= Excerpt provided =
## Start
927 F.2d 605
Unpublished Disposition
NOTICE: Sixth Circuit Rule 24(c) states that citation of unpublished dispositions is disfavored except for establishing res judicata, estoppel, or the law of the case and requires service of copies of cited unpublished dispositions of the Sixth Circuit.
UNITED STATES of America, Plaintiff-Appellee,
v.
Sam R. COUCH, Defendant-Appellant.
No. 90-3491.
United States Court of Appeals, Sixth Circuit.
March 1, 1991.
On Appeal from the United States District Court for the Southern District of Ohio, No. 89-00173; Spiegel, J.
S.D.Ohio
AFFIRMED.
Before MILBURN and RALPH B. GUY, Jr., Circuit Judges, and BAILEY BROWN, Senior Circuit Judge.
PER CURIAM.
Defendant Sam Couch, Jr., appeals only from the sentence portion of a judgment rendered against him upon his conviction of the offenses of credit card fraud and fraudulently using a false social security number. For the reasons that follow, we affirm.
I.
## End
= Supplied material =
## Start
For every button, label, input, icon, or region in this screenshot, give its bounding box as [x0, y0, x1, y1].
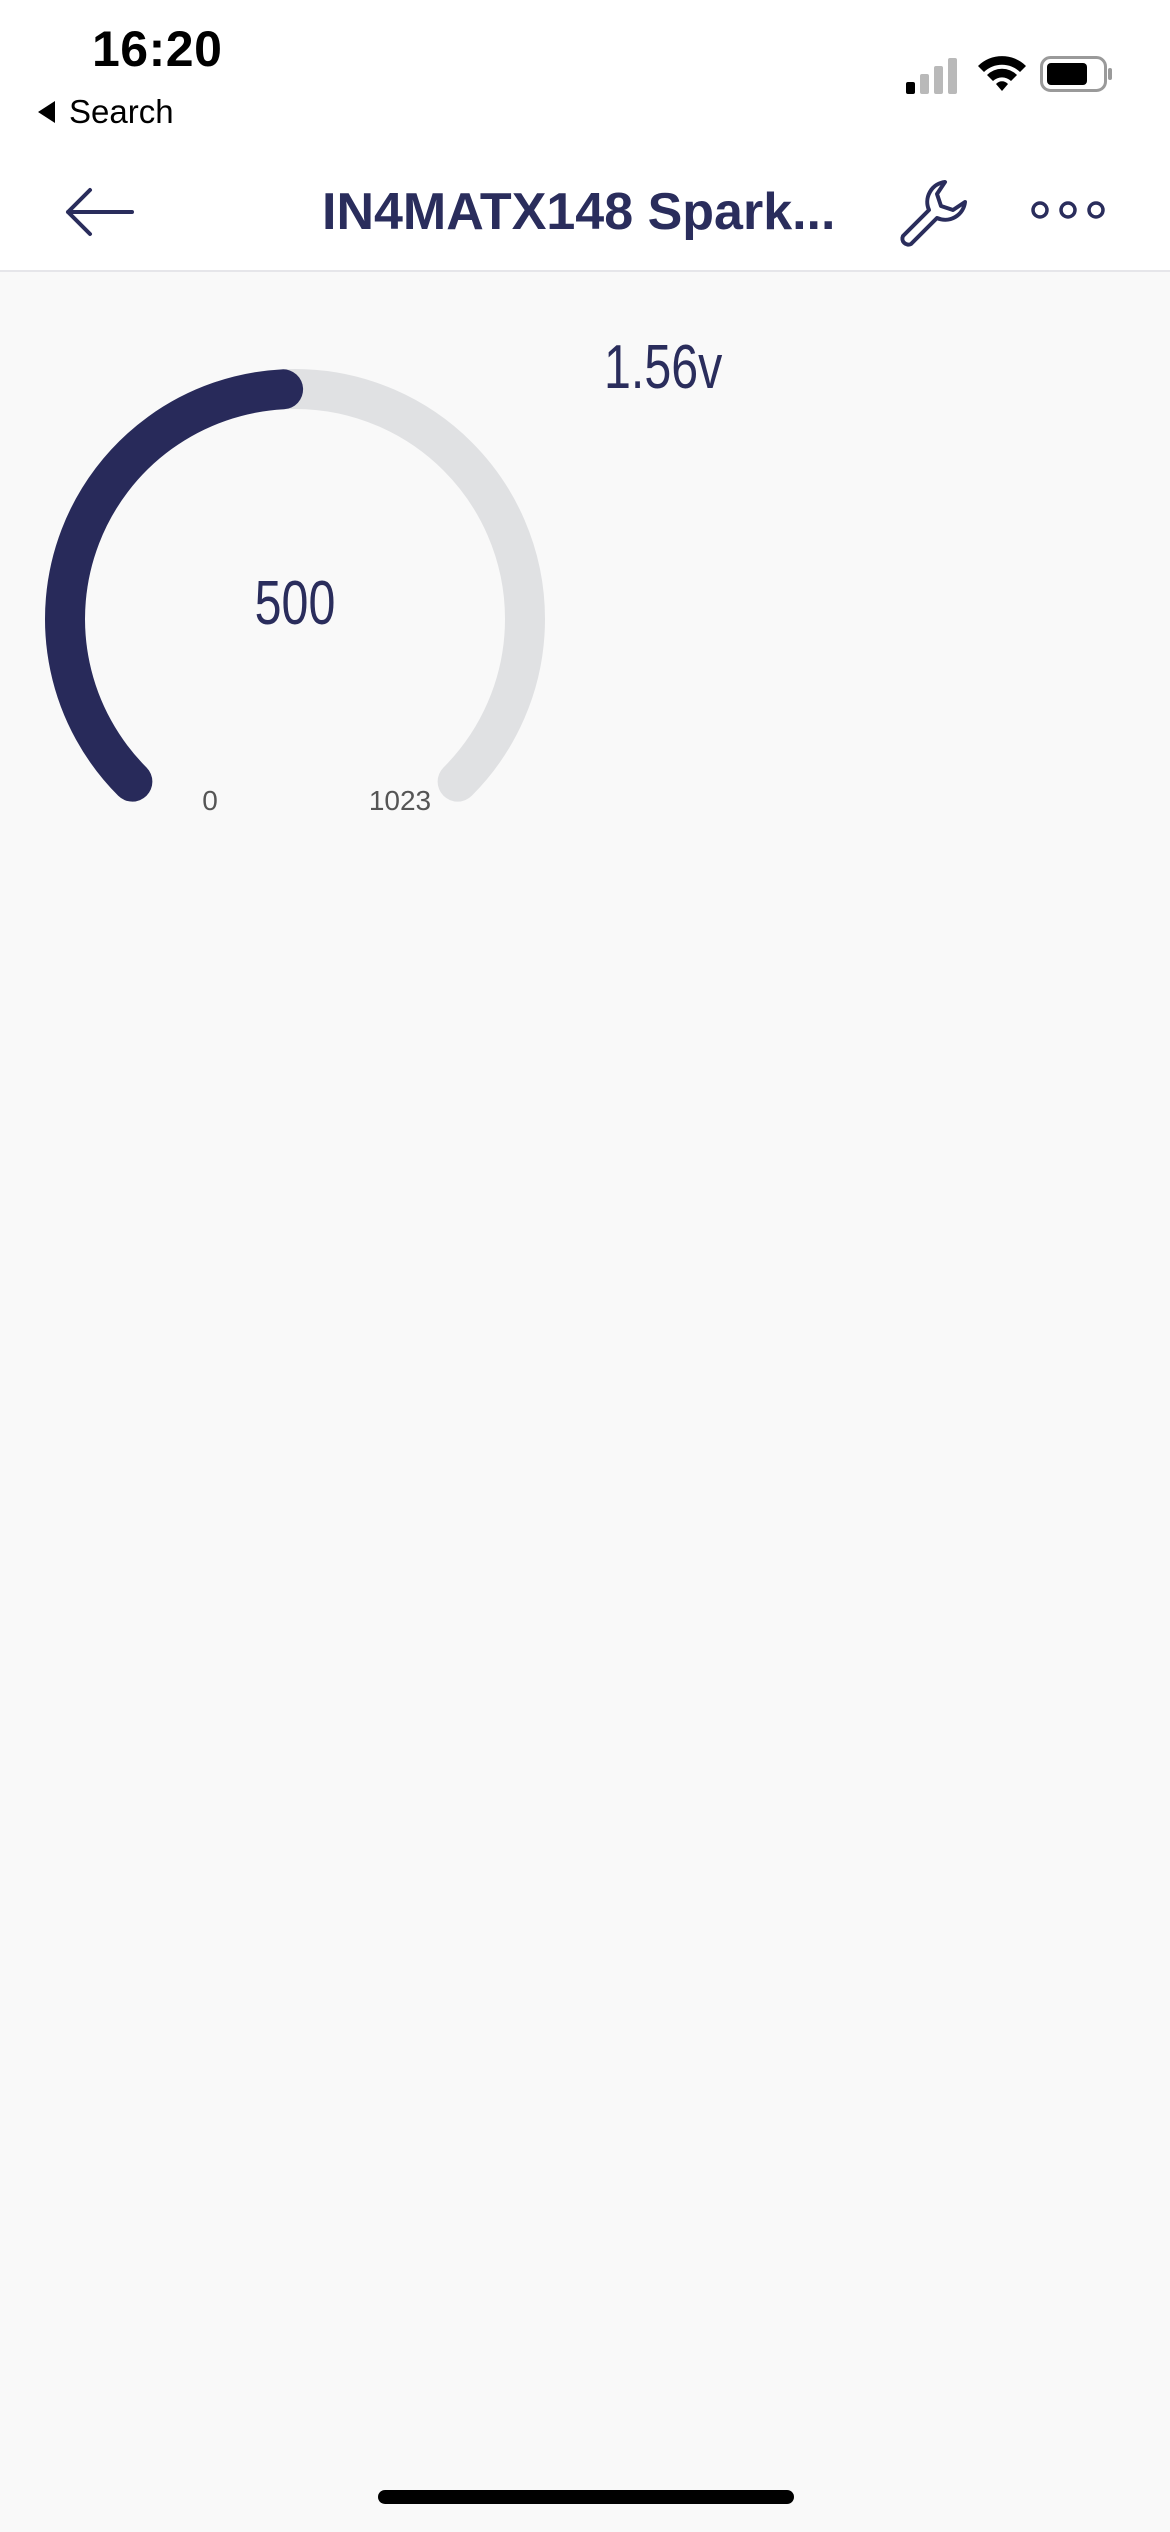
page-title: IN4MATX148 Spark...: [322, 183, 836, 241]
back-to-app-label: Search: [69, 93, 174, 130]
battery-icon: [1040, 56, 1112, 92]
wrench-icon[interactable]: [895, 176, 971, 252]
gauge-max-label: 1023: [368, 785, 432, 816]
gauge-min-label: 0: [202, 785, 218, 816]
home-indicator: [378, 2490, 794, 2504]
dashboard-canvas: 500 0 1023 1.56v: [0, 274, 1170, 2532]
wifi-icon: [978, 56, 1026, 91]
arrow-left-icon[interactable]: [62, 182, 138, 242]
back-to-app-link[interactable]: Search: [38, 90, 174, 134]
gauge-widget[interactable]: 500 0 1023: [40, 314, 560, 834]
more-dots-icon[interactable]: [1030, 190, 1106, 230]
gauge-value: 500: [254, 569, 336, 638]
status-bar: 16:20 Search: [0, 0, 1170, 150]
status-time: 16:20: [92, 21, 223, 77]
back-triangle-icon: [38, 101, 55, 123]
nav-bar: IN4MATX148 Spark...: [0, 150, 1170, 272]
app-screen: 16:20 Search IN4MATX148 Spark... 500 0 1…: [0, 0, 1170, 2532]
voltage-label-widget[interactable]: 1.56v: [604, 332, 722, 412]
cellular-signal-icon: [906, 56, 960, 94]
## End
= Task prompt =
Extract the court opinion excerpt in full, reproducing it verbatim. The records were drawn from a separate source and are unrelated to the court opinion.

= Problem solution =
927 F.2d 605
Unpublished Disposition
NOTICE: Sixth Circuit Rule 24(c) states that citation of unpublished dispositions is disfavored except for establishing res judicata, estoppel, or the law of the case and requires service of copies of cited unpublished dispositions of the Sixth Circuit.
UNITED STATES of America, Plaintiff-Appellee,
v.
Sam R. COUCH, Defendant-Appellant.
No. 90-3491.
United States Court of Appeals, Sixth Circuit.
March 1, 1991.
On Appeal from the United States District Court for the Southern District of Ohio, No. 89-00173; Spiegel, J.
S.D.Ohio
AFFIRMED.
Before MILBURN and RALPH B. GUY, Jr., Circuit Judges, and BAILEY BROWN, Senior Circuit Judge.
PER CURIAM.
Defendant Sam Couch, Jr., appeals only from the sentence portion of a judgment rendered against him upon his conviction of the offenses of credit card fraud and fraudulently using a false social security number. For the reasons that follow, we affirm.
I.